YOUR GOAL:
Take from the material every line containing the string "factor" and copy it.

INPUT DATA:
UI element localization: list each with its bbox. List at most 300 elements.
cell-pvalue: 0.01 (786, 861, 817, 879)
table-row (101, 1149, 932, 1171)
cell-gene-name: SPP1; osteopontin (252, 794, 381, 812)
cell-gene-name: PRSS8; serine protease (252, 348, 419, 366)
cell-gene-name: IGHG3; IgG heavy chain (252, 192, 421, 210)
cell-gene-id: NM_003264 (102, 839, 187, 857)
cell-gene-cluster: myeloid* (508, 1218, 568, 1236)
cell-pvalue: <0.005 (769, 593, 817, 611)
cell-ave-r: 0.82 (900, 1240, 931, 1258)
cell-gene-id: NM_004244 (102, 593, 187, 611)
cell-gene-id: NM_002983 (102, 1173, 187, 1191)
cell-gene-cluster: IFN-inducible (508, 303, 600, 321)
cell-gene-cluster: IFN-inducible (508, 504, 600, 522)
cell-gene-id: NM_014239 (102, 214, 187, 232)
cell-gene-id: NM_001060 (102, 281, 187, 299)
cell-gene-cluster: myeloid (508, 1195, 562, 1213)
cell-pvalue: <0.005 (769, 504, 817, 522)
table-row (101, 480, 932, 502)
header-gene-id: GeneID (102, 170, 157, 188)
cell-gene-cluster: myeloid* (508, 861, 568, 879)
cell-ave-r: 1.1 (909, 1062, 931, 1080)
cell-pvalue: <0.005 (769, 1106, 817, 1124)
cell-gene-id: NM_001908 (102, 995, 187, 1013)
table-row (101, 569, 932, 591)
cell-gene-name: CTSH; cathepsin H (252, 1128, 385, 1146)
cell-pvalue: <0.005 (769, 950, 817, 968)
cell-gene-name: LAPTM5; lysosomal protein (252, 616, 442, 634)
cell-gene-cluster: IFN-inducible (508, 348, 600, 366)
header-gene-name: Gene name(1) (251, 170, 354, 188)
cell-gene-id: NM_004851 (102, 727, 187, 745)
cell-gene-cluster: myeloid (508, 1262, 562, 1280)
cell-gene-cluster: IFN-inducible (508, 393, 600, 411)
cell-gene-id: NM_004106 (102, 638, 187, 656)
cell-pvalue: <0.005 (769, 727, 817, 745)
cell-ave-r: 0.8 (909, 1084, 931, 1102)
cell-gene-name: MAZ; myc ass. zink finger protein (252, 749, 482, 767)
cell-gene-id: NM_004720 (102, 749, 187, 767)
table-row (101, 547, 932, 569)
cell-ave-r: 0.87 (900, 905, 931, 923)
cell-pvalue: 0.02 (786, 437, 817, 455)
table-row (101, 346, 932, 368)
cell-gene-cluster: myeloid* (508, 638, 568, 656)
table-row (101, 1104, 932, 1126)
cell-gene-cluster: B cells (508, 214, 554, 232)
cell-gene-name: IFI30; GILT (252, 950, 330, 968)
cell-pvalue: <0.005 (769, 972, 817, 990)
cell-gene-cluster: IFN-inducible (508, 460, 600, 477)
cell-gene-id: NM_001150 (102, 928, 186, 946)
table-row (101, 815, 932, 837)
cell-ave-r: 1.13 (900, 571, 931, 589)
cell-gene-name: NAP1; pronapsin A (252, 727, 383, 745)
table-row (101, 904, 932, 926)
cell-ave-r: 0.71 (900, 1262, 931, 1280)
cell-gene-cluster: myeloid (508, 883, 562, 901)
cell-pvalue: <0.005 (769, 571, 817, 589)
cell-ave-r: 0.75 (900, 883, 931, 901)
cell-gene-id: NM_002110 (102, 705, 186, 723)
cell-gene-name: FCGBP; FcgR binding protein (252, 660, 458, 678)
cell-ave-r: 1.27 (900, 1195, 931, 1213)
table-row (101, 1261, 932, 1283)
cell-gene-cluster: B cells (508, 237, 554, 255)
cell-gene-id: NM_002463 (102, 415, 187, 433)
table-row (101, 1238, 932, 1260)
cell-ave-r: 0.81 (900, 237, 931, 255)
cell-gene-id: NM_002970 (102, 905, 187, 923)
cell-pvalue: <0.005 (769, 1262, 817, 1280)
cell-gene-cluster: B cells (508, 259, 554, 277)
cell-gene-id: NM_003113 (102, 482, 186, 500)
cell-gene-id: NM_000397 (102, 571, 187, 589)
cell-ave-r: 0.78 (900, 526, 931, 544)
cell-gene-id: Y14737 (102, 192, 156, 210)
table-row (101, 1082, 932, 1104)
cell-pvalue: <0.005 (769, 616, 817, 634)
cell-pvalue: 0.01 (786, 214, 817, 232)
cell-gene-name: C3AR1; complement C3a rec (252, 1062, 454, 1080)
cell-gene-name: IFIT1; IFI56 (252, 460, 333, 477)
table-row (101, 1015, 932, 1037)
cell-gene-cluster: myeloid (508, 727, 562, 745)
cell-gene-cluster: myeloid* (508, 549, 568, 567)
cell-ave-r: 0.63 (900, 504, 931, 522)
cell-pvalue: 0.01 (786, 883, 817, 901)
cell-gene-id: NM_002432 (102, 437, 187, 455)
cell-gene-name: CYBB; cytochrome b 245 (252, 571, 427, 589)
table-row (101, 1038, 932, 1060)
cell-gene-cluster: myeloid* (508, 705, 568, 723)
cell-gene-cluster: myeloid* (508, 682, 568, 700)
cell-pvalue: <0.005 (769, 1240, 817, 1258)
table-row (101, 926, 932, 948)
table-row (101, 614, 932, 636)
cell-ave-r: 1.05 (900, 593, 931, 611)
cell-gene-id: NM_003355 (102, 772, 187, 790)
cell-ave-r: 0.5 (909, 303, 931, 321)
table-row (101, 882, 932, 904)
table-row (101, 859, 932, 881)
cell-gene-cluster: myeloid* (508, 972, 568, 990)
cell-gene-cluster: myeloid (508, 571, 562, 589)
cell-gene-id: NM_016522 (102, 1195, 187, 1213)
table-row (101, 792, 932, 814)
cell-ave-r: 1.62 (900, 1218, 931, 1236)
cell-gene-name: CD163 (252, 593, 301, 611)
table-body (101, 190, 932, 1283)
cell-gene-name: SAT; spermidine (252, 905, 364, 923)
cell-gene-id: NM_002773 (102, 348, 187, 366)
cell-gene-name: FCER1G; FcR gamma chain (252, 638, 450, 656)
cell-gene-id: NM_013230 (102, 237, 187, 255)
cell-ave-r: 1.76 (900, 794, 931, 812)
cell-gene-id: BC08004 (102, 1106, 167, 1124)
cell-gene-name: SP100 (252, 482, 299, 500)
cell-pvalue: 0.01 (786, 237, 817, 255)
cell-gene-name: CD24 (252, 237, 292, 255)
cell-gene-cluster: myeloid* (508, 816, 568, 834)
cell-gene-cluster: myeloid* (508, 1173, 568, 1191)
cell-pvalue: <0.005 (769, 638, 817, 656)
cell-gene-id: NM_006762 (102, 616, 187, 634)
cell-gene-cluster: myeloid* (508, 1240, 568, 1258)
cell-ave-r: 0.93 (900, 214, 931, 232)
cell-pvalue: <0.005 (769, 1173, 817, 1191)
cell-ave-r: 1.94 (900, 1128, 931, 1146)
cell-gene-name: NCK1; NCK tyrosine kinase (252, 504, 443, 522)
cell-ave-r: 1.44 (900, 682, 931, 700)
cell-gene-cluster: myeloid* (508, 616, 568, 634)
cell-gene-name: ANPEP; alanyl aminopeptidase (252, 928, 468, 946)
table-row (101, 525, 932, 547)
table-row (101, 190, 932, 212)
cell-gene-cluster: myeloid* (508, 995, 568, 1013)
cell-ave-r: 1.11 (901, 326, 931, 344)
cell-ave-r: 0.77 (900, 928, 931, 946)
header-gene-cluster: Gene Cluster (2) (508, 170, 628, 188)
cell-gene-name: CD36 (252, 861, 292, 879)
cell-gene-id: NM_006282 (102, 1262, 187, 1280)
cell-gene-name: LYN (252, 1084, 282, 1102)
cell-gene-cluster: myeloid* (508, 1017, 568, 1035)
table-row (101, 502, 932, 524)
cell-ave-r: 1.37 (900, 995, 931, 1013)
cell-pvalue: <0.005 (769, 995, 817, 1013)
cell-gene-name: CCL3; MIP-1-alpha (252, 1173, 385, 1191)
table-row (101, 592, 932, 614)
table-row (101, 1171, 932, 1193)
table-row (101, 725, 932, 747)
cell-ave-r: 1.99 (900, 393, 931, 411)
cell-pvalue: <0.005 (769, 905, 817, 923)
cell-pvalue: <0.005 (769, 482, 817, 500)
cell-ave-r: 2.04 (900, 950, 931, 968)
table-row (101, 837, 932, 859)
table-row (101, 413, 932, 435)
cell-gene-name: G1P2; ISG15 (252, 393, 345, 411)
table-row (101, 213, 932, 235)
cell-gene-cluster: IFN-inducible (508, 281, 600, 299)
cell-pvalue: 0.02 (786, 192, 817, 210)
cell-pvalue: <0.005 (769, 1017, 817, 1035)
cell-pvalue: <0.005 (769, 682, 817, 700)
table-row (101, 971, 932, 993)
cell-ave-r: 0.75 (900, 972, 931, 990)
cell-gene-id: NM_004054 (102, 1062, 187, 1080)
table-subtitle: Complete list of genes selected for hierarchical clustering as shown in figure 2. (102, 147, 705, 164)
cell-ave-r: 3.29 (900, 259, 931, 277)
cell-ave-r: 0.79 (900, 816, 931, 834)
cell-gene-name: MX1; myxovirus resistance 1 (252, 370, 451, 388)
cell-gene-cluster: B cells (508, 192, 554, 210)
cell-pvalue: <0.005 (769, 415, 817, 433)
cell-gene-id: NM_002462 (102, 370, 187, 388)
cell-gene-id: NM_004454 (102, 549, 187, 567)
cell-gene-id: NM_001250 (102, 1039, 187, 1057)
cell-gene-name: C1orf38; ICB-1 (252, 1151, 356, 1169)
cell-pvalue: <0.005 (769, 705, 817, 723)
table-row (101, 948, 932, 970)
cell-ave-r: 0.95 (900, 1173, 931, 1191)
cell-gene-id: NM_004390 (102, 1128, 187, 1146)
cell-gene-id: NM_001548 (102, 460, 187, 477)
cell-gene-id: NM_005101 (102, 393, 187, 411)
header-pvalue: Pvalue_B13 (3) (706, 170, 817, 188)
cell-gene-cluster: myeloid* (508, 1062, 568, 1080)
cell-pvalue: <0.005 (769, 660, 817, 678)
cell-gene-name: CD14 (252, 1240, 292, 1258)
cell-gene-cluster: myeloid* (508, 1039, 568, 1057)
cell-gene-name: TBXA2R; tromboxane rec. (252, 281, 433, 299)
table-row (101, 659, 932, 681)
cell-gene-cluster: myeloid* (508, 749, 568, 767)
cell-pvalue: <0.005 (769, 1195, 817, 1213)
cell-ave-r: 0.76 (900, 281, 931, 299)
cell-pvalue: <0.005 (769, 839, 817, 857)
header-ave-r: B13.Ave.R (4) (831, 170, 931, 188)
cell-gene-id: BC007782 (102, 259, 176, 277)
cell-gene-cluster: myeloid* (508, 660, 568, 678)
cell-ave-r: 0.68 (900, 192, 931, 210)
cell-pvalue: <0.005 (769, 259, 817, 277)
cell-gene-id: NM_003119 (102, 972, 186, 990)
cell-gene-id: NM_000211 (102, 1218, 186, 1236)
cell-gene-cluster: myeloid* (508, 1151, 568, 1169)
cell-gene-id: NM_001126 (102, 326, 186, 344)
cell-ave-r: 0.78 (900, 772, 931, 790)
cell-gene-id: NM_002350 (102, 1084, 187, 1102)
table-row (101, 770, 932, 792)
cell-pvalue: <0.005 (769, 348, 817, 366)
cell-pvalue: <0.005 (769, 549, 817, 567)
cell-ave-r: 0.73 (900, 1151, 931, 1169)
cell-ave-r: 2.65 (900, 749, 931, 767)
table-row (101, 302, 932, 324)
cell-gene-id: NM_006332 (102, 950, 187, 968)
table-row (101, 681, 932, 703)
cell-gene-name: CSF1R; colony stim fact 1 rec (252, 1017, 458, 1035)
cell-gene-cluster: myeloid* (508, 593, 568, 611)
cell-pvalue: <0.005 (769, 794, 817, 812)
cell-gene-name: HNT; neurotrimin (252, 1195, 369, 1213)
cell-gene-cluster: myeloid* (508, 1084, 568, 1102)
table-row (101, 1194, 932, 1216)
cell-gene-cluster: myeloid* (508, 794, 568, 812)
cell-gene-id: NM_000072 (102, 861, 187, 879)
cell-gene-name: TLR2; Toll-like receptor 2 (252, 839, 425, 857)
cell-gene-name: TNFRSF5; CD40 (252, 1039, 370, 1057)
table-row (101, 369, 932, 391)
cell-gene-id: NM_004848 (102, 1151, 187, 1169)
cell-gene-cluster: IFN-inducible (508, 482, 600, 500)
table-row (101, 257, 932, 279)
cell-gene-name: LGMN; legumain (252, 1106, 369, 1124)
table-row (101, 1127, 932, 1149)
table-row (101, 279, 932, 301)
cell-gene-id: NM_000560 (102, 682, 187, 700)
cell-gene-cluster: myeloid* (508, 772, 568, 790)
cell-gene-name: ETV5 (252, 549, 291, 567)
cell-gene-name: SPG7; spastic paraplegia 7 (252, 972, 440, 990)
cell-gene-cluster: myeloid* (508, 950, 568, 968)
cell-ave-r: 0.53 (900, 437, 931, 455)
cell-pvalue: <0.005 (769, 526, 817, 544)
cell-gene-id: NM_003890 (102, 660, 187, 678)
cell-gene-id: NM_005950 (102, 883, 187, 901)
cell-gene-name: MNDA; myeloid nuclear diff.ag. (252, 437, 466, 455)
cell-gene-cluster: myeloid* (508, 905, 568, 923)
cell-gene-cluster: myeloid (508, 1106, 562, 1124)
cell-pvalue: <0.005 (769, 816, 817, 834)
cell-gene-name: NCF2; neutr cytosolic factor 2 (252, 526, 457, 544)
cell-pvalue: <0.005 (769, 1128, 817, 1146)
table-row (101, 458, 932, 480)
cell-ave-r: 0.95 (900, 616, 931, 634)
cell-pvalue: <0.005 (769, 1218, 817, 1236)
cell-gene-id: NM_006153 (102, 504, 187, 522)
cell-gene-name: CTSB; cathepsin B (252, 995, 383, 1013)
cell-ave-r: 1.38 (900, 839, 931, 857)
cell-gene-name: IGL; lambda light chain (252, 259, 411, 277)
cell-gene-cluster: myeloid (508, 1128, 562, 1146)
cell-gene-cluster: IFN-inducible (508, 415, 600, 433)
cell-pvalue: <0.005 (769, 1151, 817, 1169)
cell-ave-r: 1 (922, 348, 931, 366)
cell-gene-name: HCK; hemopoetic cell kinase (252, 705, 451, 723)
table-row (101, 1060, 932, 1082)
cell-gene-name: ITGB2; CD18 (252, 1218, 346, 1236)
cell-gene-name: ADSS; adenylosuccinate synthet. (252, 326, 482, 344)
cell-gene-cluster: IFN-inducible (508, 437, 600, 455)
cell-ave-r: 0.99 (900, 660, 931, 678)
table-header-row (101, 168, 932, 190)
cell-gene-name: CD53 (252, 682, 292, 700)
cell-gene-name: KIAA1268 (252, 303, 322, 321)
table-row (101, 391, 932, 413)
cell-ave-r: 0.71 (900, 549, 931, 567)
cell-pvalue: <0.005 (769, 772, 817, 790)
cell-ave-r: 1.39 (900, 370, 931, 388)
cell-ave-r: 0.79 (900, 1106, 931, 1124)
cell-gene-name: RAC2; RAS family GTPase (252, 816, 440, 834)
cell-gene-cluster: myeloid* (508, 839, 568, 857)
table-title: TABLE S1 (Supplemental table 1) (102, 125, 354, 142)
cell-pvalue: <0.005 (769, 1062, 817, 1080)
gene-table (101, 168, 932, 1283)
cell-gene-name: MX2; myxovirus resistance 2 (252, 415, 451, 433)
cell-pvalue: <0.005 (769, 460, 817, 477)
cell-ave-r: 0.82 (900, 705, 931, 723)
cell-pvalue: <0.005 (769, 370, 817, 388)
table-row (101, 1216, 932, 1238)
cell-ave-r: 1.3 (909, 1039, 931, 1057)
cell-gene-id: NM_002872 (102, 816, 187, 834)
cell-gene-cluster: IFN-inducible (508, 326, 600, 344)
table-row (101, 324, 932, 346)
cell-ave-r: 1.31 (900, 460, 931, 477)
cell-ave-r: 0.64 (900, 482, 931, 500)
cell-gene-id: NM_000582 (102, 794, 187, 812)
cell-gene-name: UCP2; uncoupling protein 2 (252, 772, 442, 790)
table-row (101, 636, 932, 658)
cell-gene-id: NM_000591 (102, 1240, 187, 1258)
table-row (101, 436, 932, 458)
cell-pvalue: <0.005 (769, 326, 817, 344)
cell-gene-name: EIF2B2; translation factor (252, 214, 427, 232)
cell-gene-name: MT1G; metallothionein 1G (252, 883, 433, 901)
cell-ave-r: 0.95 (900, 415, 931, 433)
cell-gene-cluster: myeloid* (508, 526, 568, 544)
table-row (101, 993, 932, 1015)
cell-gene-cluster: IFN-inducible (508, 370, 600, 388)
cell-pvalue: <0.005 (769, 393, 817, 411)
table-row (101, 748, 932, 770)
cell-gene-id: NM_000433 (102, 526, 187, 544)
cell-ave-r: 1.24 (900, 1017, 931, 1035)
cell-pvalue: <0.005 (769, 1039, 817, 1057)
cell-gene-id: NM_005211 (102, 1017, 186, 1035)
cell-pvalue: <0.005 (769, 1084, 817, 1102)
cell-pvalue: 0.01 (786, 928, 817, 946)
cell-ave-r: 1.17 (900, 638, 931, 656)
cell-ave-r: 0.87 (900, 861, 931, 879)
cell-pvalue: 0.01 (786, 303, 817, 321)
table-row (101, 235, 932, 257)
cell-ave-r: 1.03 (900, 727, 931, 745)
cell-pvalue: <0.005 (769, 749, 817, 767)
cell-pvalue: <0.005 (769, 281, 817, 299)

SOLUTION FOR THIS PROBLEM:
cell-gene-name: NCF2; neutr cytosolic factor 2 (252, 526, 457, 544)
cell-gene-name: EIF2B2; translation factor (252, 214, 427, 232)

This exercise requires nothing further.